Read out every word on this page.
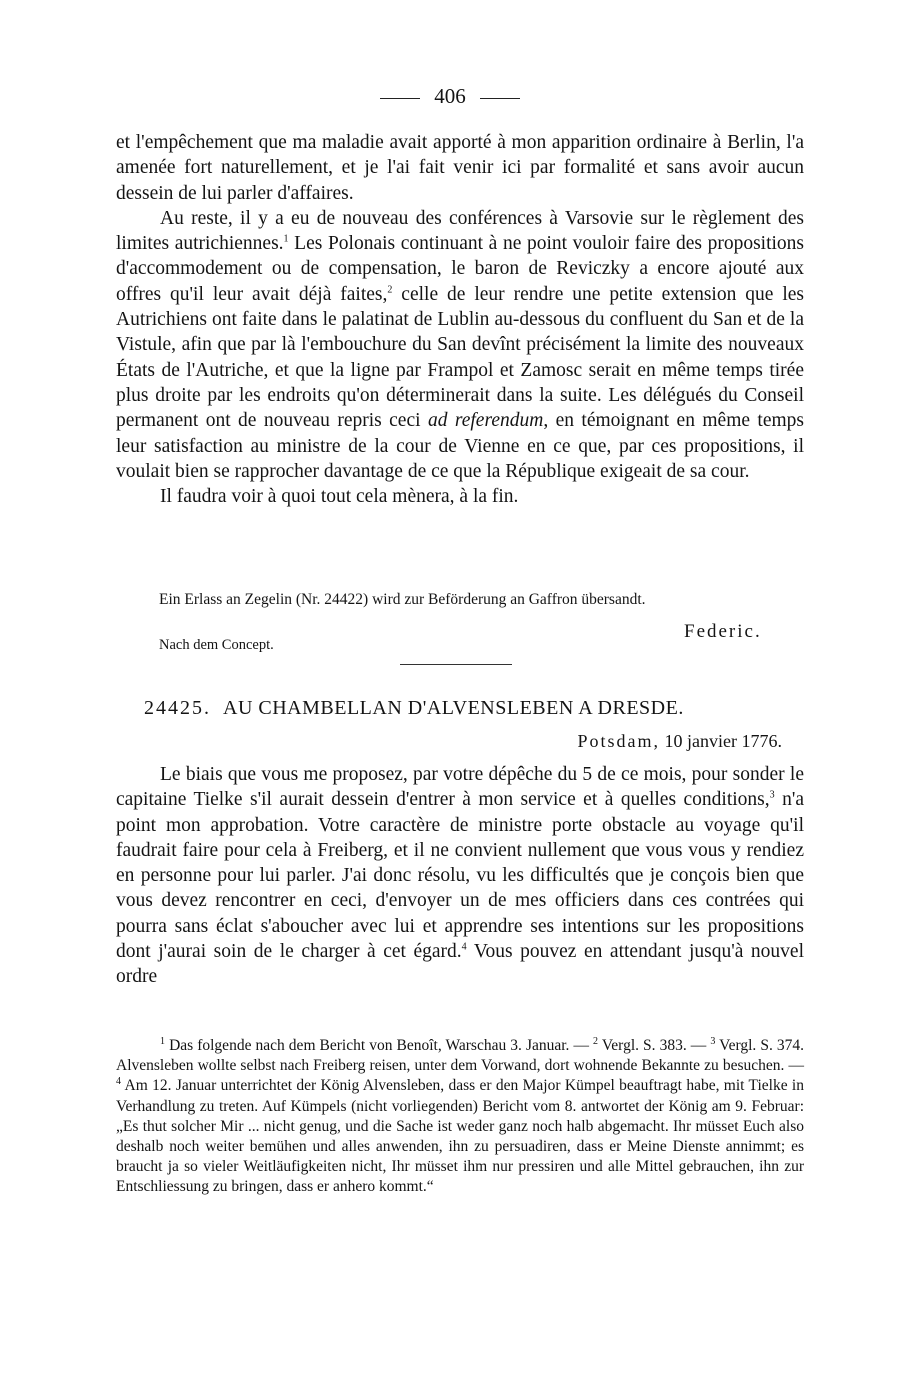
406

et l'empêchement que ma maladie avait apporté à mon apparition ordinaire à Berlin, l'a amenée fort naturellement, et je l'ai fait venir ici par formalité et sans avoir aucun dessein de lui parler d'affaires.

Au reste, il y a eu de nouveau des conférences à Varsovie sur le règlement des limites autrichiennes.$^1$ Les Polonais continuant à ne point vouloir faire des propositions d'accommodement ou de compensation, le baron de Reviczky a encore ajouté aux offres qu'il leur avait déjà faites,$^2$ celle de leur rendre une petite extension que les Autrichiens ont faite dans le palatinat de Lublin au-dessous du confluent du San et de la Vistule, afin que par là l'embouchure du San devînt précisément la limite des nouveaux États de l'Autriche, et que la ligne par Frampol et Zamosc serait en même temps tirée plus droite par les endroits qu'on déterminerait dans la suite. Les délégués du Conseil permanent ont de nouveau repris ceci ad referendum, en témoignant en même temps leur satisfaction au ministre de la cour de Vienne en ce que, par ces propositions, il voulait bien se rapprocher davantage de ce que la République exigeait de sa cour.

Il faudra voir à quoi tout cela mènera, à la fin.

Ein Erlass an Zegelin (Nr. 24422) wird zur Beförderung an Gaffron übersandt.
Federic.
Nach dem Concept.
24425. AU CHAMBELLAN D'ALVENSLEBEN A DRESDE.
Potsdam, 10 janvier 1776.

Le biais que vous me proposez, par votre dépêche du 5 de ce mois, pour sonder le capitaine Tielke s'il aurait dessein d'entrer à mon service et à quelles conditions,$^3$ n'a point mon approbation. Votre caractère de ministre porte obstacle au voyage qu'il faudrait faire pour cela à Freiberg, et il ne convient nullement que vous vous y rendiez en personne pour lui parler. J'ai donc résolu, vu les difficultés que je conçois bien que vous devez rencontrer en ceci, d'envoyer un de mes officiers dans ces contrées qui pourra sans éclat s'aboucher avec lui et apprendre ses intentions sur les propositions dont j'aurai soin de le charger à cet égard.$^4$ Vous pouvez en attendant jusqu'à nouvel ordre

$^1$ Das folgende nach dem Bericht von Benoît, Warschau 3. Januar. — $^2$ Vergl. S. 383. — $^3$ Vergl. S. 374. Alvensleben wollte selbst nach Freiberg reisen, unter dem Vorwand, dort wohnende Bekannte zu besuchen. — $^4$ Am 12. Januar unterrichtet der König Alvensleben, dass er den Major Kümpel beauftragt habe, mit Tielke in Verhandlung zu treten. Auf Kümpels (nicht vorliegenden) Bericht vom 8. antwortet der König am 9. Februar: „Es thut solcher Mir ... nicht genug, und die Sache ist weder ganz noch halb abgemacht. Ihr müsset Euch also deshalb noch weiter bemühen und alles anwenden, ihn zu persuadiren, dass er Meine Dienste annimmt; es braucht ja so vieler Weitläufigkeiten nicht, Ihr müsset ihm nur pressiren und alle Mittel gebrauchen, ihn zur Entschliessung zu bringen, dass er anhero kommt.“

-=-=-

Show the lines from the data above that contain the string "sans".

SOLUTION TO THE PROBLEM >>
et l'empêchement que ma maladie avait apporté à mon apparition ordinaire à Berlin, l'a amenée fort naturellement, et je l'ai fait venir ici par formalité et sans avoir aucun dessein de lui parler d'affaires.
Le biais que vous me proposez, par votre dépêche du 5 de ce mois, pour sonder le capitaine Tielke s'il aurait dessein d'entrer à mon service et à quelles conditions,$^3$ n'a point mon approbation. Votre caractère de ministre porte obstacle au voyage qu'il faudrait faire pour cela à Freiberg, et il ne convient nullement que vous vous y rendiez en personne pour lui parler. J'ai donc résolu, vu les difficultés que je conçois bien que vous devez rencontrer en ceci, d'envoyer un de mes officiers dans ces contrées qui pourra sans éclat s'aboucher avec lui et apprendre ses intentions sur les propositions dont j'aurai soin de le charger à cet égard.$^4$ Vous pouvez en attendant jusqu'à nouvel ordre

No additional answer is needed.